Texto fornecido
A Nova Lei de Licitações e Contratos Administrativos, Lei n. 14.133/21, prevê a possibilidade excepcional de pagamento antecipado, verbis:
Art. 145. Não será permitido pagamento antecipado, parcial ou total, relativo a parcelas contratuais vinculadas ao fornecimento de bens, à execução de obras ou à prestação de serviços.
§ 1º A antecipação de pagamento somente será permitida se propiciar sensível economia de recursos ou se representar condição indispensável para a obtenção do bem ou para a prestação do serviço, hipótese que deverá ser previamente justificada no processo licitatório e expressamente prevista no edital de licitação ou instrumento formal de contratação direta.
§ 2º A Administração poderá exigir a prestação de garantia adicional como condição para o pagamento antecipado.
§ 3º Caso o objeto não seja executado no prazo contratual, o valor antecipado deverá ser devolvido.
Assim, baseando na Nova Lei de Licitações e Contratos Administrativos, o Tribunal Pleno do Tribunal de Contas de Minas Gerais concluiu que poderá haver a antecipação de pagamento em duas hipóteses: 1) se representar condição indispensável para a obtenção do bem ou para a prestação do serviço; e 2) se propiciar sensível economia de recursos.
Na primeira hipótese, além dos demais requisitos legais para a contratação direta, deve existir motivação detalhando o porquê de o pagamento antecipado ser indispensável para a obtenção do bem ou para a prestação do serviço. Na segunda hipótese, além dos demais requisitos legais para a contratação direta, deve haver estudo fundamentado demonstrando que o pagamento antecipado possibilitará sensível economia de recursos. E, em ambas hipóteses, deve existir previsão no instrumento formal de contratação direta e existência de garantias suficientes, que resguardem a Administração dos riscos inerentes à operação.
Referências Bibliográficas:
CHAVES, Luiz Cláudio de Azevedo. A compra de produtos pela internet, com pagamento por boleto bancário ou cartão corporativo pela Administração Pública. Zênite Fácil, categoria Doutrina, 25 jan. 2022. Disponível em: http://www.zenitefacil.com.br. Acesso em 11 11 2023.
TRIBUNAL DE CONTAS DO ESTADO DE MINAS GERAIS, Processo nº 1127049, Relator Conselheiro Wanderley Ávila, Data da Sessão: 18/10/2023. Disponível em: tce.mg.gov.br. Acesso em 12/11/2023.

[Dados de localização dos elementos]
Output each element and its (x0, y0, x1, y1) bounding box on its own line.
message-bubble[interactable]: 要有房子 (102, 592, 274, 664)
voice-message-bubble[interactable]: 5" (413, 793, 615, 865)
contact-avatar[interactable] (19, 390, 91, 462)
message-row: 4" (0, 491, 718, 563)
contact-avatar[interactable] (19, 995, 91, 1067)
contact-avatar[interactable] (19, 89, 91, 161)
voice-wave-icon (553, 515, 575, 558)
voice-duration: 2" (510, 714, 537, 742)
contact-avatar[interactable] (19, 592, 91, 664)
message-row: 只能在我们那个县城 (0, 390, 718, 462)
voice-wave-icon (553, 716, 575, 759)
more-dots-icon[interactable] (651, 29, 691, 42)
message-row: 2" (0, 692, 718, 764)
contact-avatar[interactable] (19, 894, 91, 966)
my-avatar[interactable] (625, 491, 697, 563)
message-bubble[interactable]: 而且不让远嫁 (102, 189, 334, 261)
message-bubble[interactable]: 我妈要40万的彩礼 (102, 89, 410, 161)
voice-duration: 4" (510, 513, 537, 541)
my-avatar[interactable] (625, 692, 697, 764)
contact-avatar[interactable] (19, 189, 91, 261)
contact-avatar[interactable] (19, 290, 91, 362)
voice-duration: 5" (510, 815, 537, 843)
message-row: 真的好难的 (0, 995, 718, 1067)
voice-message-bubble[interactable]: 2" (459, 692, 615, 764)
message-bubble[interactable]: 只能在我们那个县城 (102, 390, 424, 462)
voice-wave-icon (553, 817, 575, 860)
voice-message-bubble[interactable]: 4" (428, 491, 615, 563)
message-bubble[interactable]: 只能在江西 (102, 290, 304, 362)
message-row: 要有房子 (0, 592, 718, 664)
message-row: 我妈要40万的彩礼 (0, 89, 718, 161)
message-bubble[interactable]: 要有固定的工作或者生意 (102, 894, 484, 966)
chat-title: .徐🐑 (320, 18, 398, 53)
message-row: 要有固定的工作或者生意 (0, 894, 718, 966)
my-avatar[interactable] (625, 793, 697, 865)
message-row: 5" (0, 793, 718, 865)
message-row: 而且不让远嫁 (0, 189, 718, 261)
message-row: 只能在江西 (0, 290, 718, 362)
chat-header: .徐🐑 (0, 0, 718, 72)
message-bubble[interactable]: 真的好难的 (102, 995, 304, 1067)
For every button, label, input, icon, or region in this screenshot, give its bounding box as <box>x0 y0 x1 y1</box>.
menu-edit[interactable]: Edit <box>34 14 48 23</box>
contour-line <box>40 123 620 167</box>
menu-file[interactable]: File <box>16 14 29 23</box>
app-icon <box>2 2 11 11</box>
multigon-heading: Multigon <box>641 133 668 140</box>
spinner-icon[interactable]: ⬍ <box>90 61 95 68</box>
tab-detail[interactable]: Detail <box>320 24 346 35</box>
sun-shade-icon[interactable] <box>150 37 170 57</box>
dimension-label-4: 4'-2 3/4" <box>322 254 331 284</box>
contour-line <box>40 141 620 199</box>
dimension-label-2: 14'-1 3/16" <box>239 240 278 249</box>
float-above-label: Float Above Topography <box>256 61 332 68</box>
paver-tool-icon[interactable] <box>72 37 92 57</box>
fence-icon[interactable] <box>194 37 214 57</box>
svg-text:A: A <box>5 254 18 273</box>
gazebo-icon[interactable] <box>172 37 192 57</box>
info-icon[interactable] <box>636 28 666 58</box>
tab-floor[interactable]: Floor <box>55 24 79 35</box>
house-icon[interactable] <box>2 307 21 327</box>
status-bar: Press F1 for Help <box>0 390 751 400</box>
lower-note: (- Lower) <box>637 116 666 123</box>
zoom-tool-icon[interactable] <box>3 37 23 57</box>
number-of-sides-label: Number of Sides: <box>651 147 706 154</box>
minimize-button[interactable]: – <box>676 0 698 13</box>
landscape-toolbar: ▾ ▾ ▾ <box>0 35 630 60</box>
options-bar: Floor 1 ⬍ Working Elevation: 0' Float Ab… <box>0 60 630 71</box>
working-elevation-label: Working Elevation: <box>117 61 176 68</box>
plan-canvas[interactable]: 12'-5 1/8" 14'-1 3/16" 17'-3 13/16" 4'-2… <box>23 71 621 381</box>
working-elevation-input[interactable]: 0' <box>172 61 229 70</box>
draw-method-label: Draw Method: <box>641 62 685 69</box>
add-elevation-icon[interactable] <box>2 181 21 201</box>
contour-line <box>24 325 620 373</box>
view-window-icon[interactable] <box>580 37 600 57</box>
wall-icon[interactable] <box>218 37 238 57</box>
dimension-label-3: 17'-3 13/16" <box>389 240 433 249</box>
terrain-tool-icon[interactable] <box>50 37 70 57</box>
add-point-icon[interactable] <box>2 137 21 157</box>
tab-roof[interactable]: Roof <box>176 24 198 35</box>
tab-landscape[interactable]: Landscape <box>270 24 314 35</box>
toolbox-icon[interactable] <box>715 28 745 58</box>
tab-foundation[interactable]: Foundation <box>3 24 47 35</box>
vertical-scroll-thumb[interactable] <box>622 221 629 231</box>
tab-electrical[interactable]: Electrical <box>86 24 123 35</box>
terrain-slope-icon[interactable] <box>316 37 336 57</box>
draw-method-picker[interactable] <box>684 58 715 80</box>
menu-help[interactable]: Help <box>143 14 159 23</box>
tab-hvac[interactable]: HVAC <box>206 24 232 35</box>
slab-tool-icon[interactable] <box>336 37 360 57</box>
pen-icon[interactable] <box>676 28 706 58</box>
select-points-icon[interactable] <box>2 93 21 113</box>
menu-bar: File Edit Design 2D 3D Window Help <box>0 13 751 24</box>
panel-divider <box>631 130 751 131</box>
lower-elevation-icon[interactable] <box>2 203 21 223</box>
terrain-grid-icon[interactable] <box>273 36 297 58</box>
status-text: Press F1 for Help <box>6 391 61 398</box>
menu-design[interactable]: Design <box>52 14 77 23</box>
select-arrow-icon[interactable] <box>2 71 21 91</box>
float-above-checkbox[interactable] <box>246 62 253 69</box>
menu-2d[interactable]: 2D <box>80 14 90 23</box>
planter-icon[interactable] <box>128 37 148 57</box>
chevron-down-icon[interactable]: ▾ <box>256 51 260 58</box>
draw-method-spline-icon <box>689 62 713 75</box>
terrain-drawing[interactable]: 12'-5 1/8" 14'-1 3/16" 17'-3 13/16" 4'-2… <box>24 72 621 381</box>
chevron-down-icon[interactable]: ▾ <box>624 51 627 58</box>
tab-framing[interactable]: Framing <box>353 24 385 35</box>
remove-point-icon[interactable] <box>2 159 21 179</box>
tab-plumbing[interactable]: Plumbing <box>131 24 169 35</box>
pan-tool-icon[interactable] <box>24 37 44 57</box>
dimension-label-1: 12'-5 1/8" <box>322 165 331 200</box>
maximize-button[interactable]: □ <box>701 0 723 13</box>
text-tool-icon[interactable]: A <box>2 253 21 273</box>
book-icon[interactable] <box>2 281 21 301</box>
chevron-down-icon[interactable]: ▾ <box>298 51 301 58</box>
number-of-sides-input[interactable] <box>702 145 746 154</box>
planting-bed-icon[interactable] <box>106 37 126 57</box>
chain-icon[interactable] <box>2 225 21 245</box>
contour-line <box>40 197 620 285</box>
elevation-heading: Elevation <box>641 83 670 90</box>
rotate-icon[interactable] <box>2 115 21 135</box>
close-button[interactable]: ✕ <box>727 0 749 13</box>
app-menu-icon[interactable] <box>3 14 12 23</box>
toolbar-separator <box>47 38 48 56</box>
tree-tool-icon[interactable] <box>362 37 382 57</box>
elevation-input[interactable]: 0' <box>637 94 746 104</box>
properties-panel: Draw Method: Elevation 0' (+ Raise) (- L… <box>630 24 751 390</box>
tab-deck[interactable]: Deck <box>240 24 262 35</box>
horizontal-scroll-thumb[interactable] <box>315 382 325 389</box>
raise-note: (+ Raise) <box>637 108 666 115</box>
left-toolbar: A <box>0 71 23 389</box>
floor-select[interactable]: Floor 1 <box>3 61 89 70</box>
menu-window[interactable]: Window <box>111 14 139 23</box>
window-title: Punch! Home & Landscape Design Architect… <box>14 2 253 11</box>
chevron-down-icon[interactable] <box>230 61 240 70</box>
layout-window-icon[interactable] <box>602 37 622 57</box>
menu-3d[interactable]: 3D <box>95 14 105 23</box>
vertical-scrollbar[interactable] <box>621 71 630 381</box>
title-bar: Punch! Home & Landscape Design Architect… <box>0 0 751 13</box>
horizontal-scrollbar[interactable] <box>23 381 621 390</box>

Enunciado do problema
Segundo o texto fornecido, por que devem existir garantias suficientes nas duas hipóteses de pagamento antecipado? Responda em uma ou duas frases.

Exercício resolvido
Em ambas as hipóteses, as garantias suficientes são exigidas para resguardar a Administração dos riscos inerentes à operação.